→ **What this task involves**
Write out the whole of the material exactly.

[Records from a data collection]
%%

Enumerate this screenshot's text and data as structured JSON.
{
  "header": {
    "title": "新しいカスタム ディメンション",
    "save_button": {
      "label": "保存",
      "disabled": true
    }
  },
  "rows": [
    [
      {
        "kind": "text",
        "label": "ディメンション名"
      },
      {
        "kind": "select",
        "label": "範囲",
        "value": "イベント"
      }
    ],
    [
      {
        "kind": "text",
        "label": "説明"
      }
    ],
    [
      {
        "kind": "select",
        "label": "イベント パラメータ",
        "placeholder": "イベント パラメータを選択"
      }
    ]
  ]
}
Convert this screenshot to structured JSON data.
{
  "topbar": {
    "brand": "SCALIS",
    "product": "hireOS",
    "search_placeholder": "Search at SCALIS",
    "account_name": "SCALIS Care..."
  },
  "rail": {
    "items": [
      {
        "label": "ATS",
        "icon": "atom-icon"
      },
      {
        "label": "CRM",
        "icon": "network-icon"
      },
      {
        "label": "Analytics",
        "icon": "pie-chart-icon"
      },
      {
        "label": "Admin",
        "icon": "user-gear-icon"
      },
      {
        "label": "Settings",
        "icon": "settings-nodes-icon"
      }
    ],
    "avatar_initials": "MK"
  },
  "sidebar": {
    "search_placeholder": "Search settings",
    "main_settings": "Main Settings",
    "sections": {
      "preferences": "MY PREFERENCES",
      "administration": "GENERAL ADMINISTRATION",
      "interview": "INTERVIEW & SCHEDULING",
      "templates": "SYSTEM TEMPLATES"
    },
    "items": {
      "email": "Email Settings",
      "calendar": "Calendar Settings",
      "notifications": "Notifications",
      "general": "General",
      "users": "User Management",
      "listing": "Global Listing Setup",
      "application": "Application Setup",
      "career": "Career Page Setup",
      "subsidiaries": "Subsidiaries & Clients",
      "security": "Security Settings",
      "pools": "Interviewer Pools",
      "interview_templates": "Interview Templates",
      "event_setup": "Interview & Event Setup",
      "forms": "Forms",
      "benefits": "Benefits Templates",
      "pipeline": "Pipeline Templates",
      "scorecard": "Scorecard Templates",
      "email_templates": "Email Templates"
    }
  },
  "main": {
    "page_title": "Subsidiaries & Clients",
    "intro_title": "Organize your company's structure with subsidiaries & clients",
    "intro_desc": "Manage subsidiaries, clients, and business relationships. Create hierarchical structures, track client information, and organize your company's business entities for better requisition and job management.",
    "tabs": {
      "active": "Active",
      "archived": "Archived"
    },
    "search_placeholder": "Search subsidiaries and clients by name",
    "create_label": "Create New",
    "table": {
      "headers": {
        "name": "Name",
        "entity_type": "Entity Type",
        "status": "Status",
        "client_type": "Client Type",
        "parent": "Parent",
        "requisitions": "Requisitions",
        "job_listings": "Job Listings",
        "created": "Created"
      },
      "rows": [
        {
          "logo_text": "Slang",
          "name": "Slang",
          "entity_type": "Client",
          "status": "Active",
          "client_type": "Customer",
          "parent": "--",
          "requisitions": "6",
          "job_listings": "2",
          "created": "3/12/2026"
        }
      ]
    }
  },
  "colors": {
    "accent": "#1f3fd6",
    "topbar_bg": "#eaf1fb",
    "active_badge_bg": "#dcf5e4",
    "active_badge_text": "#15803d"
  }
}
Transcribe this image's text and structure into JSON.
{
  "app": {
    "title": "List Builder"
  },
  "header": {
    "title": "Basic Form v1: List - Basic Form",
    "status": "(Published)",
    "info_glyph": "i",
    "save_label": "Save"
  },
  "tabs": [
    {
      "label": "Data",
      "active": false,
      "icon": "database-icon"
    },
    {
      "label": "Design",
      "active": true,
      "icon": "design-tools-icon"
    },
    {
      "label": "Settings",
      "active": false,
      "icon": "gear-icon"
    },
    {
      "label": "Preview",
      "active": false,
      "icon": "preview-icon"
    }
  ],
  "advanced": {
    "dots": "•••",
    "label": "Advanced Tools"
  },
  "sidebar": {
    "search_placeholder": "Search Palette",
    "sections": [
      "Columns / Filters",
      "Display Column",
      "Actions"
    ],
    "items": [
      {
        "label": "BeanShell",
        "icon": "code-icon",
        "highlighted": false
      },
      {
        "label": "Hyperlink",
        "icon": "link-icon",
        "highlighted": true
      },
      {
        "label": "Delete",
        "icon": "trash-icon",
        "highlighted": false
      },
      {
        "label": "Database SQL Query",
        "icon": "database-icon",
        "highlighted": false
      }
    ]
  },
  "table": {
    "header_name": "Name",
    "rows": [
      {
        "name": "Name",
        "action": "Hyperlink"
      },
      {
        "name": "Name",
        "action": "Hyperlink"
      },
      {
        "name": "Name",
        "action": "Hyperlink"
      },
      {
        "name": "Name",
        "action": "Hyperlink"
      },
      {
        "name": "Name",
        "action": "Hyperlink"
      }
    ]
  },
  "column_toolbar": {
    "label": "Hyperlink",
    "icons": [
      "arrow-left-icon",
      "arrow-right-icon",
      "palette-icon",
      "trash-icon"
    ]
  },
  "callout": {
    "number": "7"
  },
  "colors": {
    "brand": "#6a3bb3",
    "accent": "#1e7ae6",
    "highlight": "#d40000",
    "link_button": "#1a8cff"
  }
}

%%

→ **Output of the task**
Enumerate this screenshot's text and data as structured JSON.
{
  "header": {
    "title": "新しいカスタム ディメンション",
    "save_button": {
      "label": "保存",
      "disabled": true
    }
  },
  "rows": [
    [
      {
        "kind": "text",
        "label": "ディメンション名"
      },
      {
        "kind": "select",
        "label": "範囲",
        "value": "イベント"
      }
    ],
    [
      {
        "kind": "text",
        "label": "説明"
      }
    ],
    [
      {
        "kind": "select",
        "label": "イベント パラメータ",
        "placeholder": "イベント パラメータを選択"
      }
    ]
  ]
}
Convert this screenshot to structured JSON data.
{
  "topbar": {
    "brand": "SCALIS",
    "product": "hireOS",
    "search_placeholder": "Search at SCALIS",
    "account_name": "SCALIS Care..."
  },
  "rail": {
    "items": [
      {
        "label": "ATS",
        "icon": "atom-icon"
      },
      {
        "label": "CRM",
        "icon": "network-icon"
      },
      {
        "label": "Analytics",
        "icon": "pie-chart-icon"
      },
      {
        "label": "Admin",
        "icon": "user-gear-icon"
      },
      {
        "label": "Settings",
        "icon": "settings-nodes-icon"
      }
    ],
    "avatar_initials": "MK"
  },
  "sidebar": {
    "search_placeholder": "Search settings",
    "main_settings": "Main Settings",
    "sections": {
      "preferences": "MY PREFERENCES",
      "administration": "GENERAL ADMINISTRATION",
      "interview": "INTERVIEW & SCHEDULING",
      "templates": "SYSTEM TEMPLATES"
    },
    "items": {
      "email": "Email Settings",
      "calendar": "Calendar Settings",
      "notifications": "Notifications",
      "general": "General",
      "users": "User Management",
      "listing": "Global Listing Setup",
      "application": "Application Setup",
      "career": "Career Page Setup",
      "subsidiaries": "Subsidiaries & Clients",
      "security": "Security Settings",
      "pools": "Interviewer Pools",
      "interview_templates": "Interview Templates",
      "event_setup": "Interview & Event Setup",
      "forms": "Forms",
      "benefits": "Benefits Templates",
      "pipeline": "Pipeline Templates",
      "scorecard": "Scorecard Templates",
      "email_templates": "Email Templates"
    }
  },
  "main": {
    "page_title": "Subsidiaries & Clients",
    "intro_title": "Organize your company's structure with subsidiaries & clients",
    "intro_desc": "Manage subsidiaries, clients, and business relationships. Create hierarchical structures, track client information, and organize your company's business entities for better requisition and job management.",
    "tabs": {
      "active": "Active",
      "archived": "Archived"
    },
    "search_placeholder": "Search subsidiaries and clients by name",
    "create_label": "Create New",
    "table": {
      "headers": {
        "name": "Name",
        "entity_type": "Entity Type",
        "status": "Status",
        "client_type": "Client Type",
        "parent": "Parent",
        "requisitions": "Requisitions",
        "job_listings": "Job Listings",
        "created": "Created"
      },
      "rows": [
        {
          "logo_text": "Slang",
          "name": "Slang",
          "entity_type": "Client",
          "status": "Active",
          "client_type": "Customer",
          "parent": "--",
          "requisitions": "6",
          "job_listings": "2",
          "created": "3/12/2026"
        }
      ]
    }
  },
  "colors": {
    "accent": "#1f3fd6",
    "topbar_bg": "#eaf1fb",
    "active_badge_bg": "#dcf5e4",
    "active_badge_text": "#15803d"
  }
}
Transcribe this image's text and structure into JSON.
{
  "app": {
    "title": "List Builder"
  },
  "header": {
    "title": "Basic Form v1: List - Basic Form",
    "status": "(Published)",
    "info_glyph": "i",
    "save_label": "Save"
  },
  "tabs": [
    {
      "label": "Data",
      "active": false,
      "icon": "database-icon"
    },
    {
      "label": "Design",
      "active": true,
      "icon": "design-tools-icon"
    },
    {
      "label": "Settings",
      "active": false,
      "icon": "gear-icon"
    },
    {
      "label": "Preview",
      "active": false,
      "icon": "preview-icon"
    }
  ],
  "advanced": {
    "dots": "•••",
    "label": "Advanced Tools"
  },
  "sidebar": {
    "search_placeholder": "Search Palette",
    "sections": [
      "Columns / Filters",
      "Display Column",
      "Actions"
    ],
    "items": [
      {
        "label": "BeanShell",
        "icon": "code-icon",
        "highlighted": false
      },
      {
        "label": "Hyperlink",
        "icon": "link-icon",
        "highlighted": true
      },
      {
        "label": "Delete",
        "icon": "trash-icon",
        "highlighted": false
      },
      {
        "label": "Database SQL Query",
        "icon": "database-icon",
        "highlighted": false
      }
    ]
  },
  "table": {
    "header_name": "Name",
    "rows": [
      {
        "name": "Name",
        "action": "Hyperlink"
      },
      {
        "name": "Name",
        "action": "Hyperlink"
      },
      {
        "name": "Name",
        "action": "Hyperlink"
      },
      {
        "name": "Name",
        "action": "Hyperlink"
      },
      {
        "name": "Name",
        "action": "Hyperlink"
      }
    ]
  },
  "column_toolbar": {
    "label": "Hyperlink",
    "icons": [
      "arrow-left-icon",
      "arrow-right-icon",
      "palette-icon",
      "trash-icon"
    ]
  },
  "callout": {
    "number": "7"
  },
  "colors": {
    "brand": "#6a3bb3",
    "accent": "#1e7ae6",
    "highlight": "#d40000",
    "link_button": "#1a8cff"
  }
}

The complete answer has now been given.